WHAT THIS TASK INVOLVES
Write out the data again exactly, skipping every picture.
* Start RECORDED INFORMATION *
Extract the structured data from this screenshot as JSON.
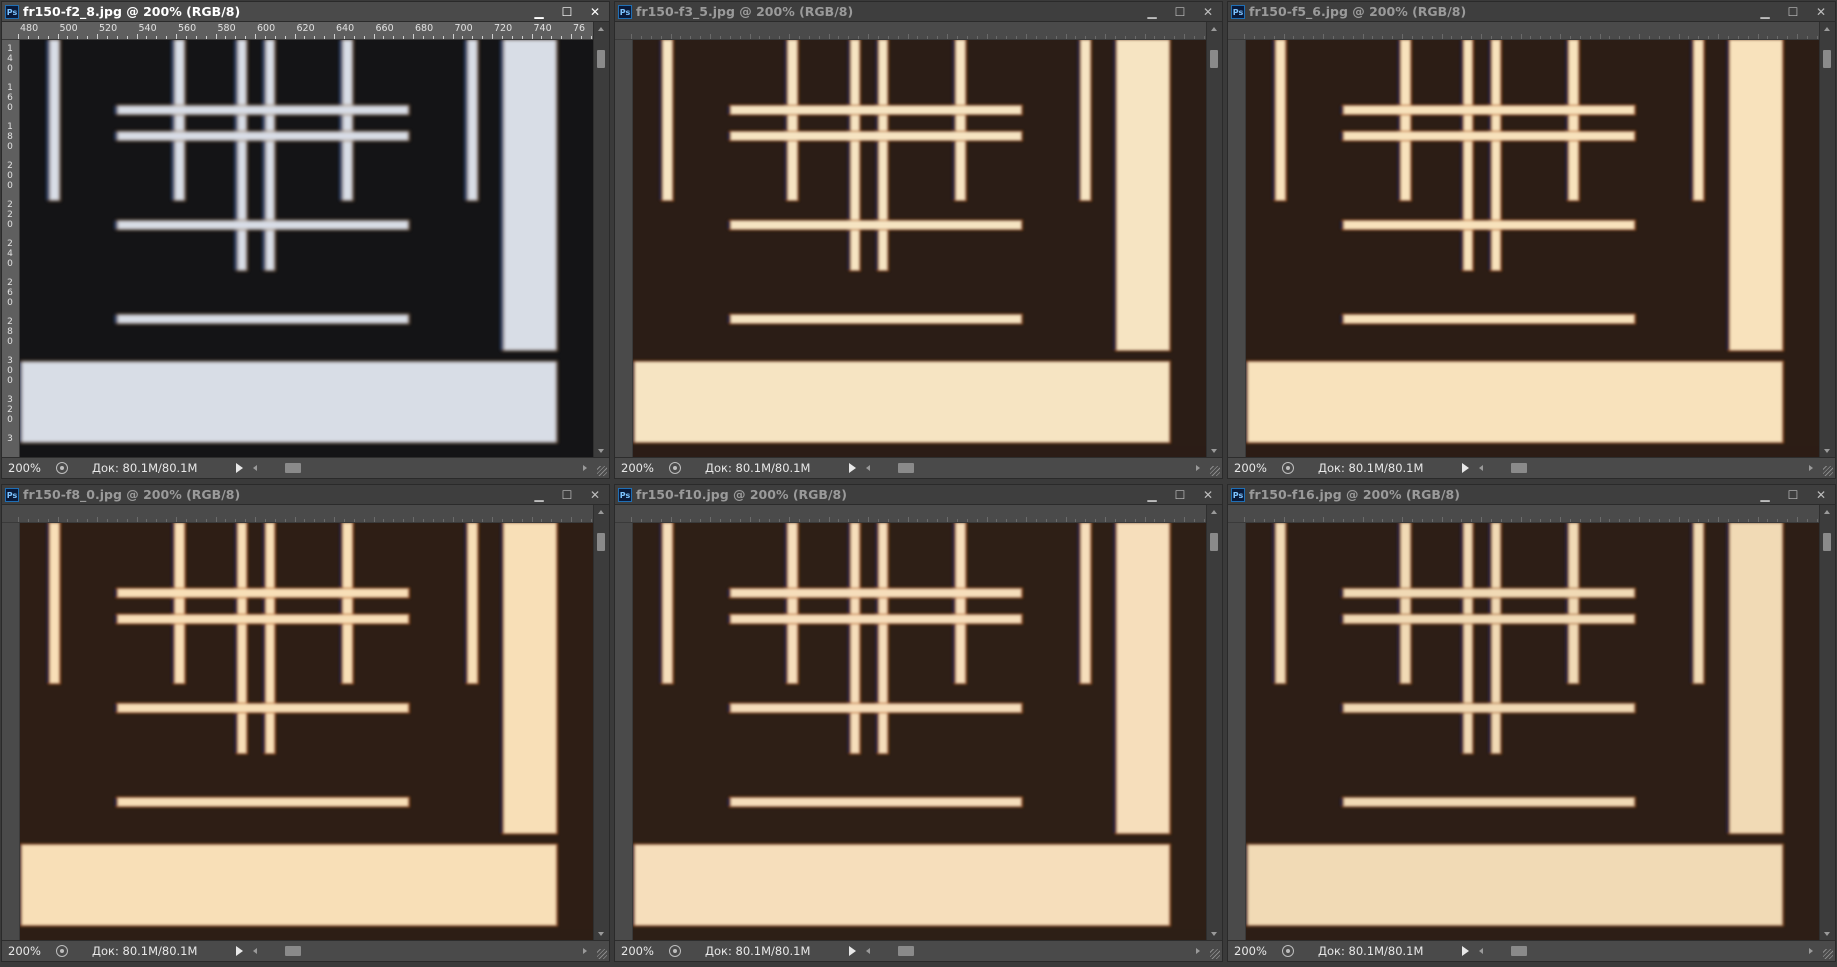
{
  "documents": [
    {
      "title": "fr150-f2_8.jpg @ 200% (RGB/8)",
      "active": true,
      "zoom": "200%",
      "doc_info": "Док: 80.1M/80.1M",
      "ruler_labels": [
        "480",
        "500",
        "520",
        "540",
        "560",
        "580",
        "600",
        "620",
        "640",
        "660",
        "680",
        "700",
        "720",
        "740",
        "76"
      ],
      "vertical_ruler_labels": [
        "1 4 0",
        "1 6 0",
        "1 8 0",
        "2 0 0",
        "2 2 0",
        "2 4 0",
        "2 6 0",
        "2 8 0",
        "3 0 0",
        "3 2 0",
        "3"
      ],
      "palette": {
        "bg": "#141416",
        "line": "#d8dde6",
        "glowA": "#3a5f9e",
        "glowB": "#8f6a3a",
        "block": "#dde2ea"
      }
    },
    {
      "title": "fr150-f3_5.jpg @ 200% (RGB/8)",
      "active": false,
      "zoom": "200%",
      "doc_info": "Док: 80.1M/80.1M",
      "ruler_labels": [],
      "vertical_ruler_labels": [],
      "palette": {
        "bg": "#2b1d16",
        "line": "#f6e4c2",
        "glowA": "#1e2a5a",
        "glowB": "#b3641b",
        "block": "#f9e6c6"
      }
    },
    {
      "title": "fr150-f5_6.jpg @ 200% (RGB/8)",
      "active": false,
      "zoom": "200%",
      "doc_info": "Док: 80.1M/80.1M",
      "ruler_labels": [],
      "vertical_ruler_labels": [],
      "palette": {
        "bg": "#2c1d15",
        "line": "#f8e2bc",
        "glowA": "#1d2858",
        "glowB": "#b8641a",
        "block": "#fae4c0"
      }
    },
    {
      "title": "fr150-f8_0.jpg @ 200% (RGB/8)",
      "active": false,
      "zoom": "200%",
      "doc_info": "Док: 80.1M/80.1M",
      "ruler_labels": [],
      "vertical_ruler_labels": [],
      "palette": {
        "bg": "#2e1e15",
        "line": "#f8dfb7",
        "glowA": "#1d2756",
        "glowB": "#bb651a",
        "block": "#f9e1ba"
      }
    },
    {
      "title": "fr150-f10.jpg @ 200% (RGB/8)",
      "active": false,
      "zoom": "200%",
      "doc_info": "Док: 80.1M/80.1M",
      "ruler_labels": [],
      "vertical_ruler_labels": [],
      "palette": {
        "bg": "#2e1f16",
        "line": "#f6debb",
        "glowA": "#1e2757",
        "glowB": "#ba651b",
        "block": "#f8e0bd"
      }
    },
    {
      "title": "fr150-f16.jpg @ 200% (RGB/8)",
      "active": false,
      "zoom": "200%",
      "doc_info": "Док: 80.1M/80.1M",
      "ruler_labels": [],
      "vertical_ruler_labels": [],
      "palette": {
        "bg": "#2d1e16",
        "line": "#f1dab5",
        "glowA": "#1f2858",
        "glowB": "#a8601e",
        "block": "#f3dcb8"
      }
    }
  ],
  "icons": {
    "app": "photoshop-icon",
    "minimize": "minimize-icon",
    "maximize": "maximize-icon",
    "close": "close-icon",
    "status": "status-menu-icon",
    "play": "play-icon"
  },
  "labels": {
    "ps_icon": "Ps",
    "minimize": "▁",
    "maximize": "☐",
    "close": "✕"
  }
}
* End RECORDED INFORMATION *
WRITTEN ANSWER
Extract the structured data from this screenshot as JSON.
{
  "documents": [
    {
      "title": "fr150-f2_8.jpg @ 200% (RGB/8)",
      "active": true,
      "zoom": "200%",
      "doc_info": "Док: 80.1M/80.1M",
      "ruler_labels": [
        "480",
        "500",
        "520",
        "540",
        "560",
        "580",
        "600",
        "620",
        "640",
        "660",
        "680",
        "700",
        "720",
        "740",
        "76"
      ],
      "vertical_ruler_labels": [
        "1 4 0",
        "1 6 0",
        "1 8 0",
        "2 0 0",
        "2 2 0",
        "2 4 0",
        "2 6 0",
        "2 8 0",
        "3 0 0",
        "3 2 0",
        "3"
      ],
      "palette": {
        "bg": "#141416",
        "line": "#d8dde6",
        "glowA": "#3a5f9e",
        "glowB": "#8f6a3a",
        "block": "#dde2ea"
      }
    },
    {
      "title": "fr150-f3_5.jpg @ 200% (RGB/8)",
      "active": false,
      "zoom": "200%",
      "doc_info": "Док: 80.1M/80.1M",
      "ruler_labels": [],
      "vertical_ruler_labels": [],
      "palette": {
        "bg": "#2b1d16",
        "line": "#f6e4c2",
        "glowA": "#1e2a5a",
        "glowB": "#b3641b",
        "block": "#f9e6c6"
      }
    },
    {
      "title": "fr150-f5_6.jpg @ 200% (RGB/8)",
      "active": false,
      "zoom": "200%",
      "doc_info": "Док: 80.1M/80.1M",
      "ruler_labels": [],
      "vertical_ruler_labels": [],
      "palette": {
        "bg": "#2c1d15",
        "line": "#f8e2bc",
        "glowA": "#1d2858",
        "glowB": "#b8641a",
        "block": "#fae4c0"
      }
    },
    {
      "title": "fr150-f8_0.jpg @ 200% (RGB/8)",
      "active": false,
      "zoom": "200%",
      "doc_info": "Док: 80.1M/80.1M",
      "ruler_labels": [],
      "vertical_ruler_labels": [],
      "palette": {
        "bg": "#2e1e15",
        "line": "#f8dfb7",
        "glowA": "#1d2756",
        "glowB": "#bb651a",
        "block": "#f9e1ba"
      }
    },
    {
      "title": "fr150-f10.jpg @ 200% (RGB/8)",
      "active": false,
      "zoom": "200%",
      "doc_info": "Док: 80.1M/80.1M",
      "ruler_labels": [],
      "vertical_ruler_labels": [],
      "palette": {
        "bg": "#2e1f16",
        "line": "#f6debb",
        "glowA": "#1e2757",
        "glowB": "#ba651b",
        "block": "#f8e0bd"
      }
    },
    {
      "title": "fr150-f16.jpg @ 200% (RGB/8)",
      "active": false,
      "zoom": "200%",
      "doc_info": "Док: 80.1M/80.1M",
      "ruler_labels": [],
      "vertical_ruler_labels": [],
      "palette": {
        "bg": "#2d1e16",
        "line": "#f1dab5",
        "glowA": "#1f2858",
        "glowB": "#a8601e",
        "block": "#f3dcb8"
      }
    }
  ],
  "icons": {
    "app": "photoshop-icon",
    "minimize": "minimize-icon",
    "maximize": "maximize-icon",
    "close": "close-icon",
    "status": "status-menu-icon",
    "play": "play-icon"
  },
  "labels": {
    "ps_icon": "Ps",
    "minimize": "▁",
    "maximize": "☐",
    "close": "✕"
  }
}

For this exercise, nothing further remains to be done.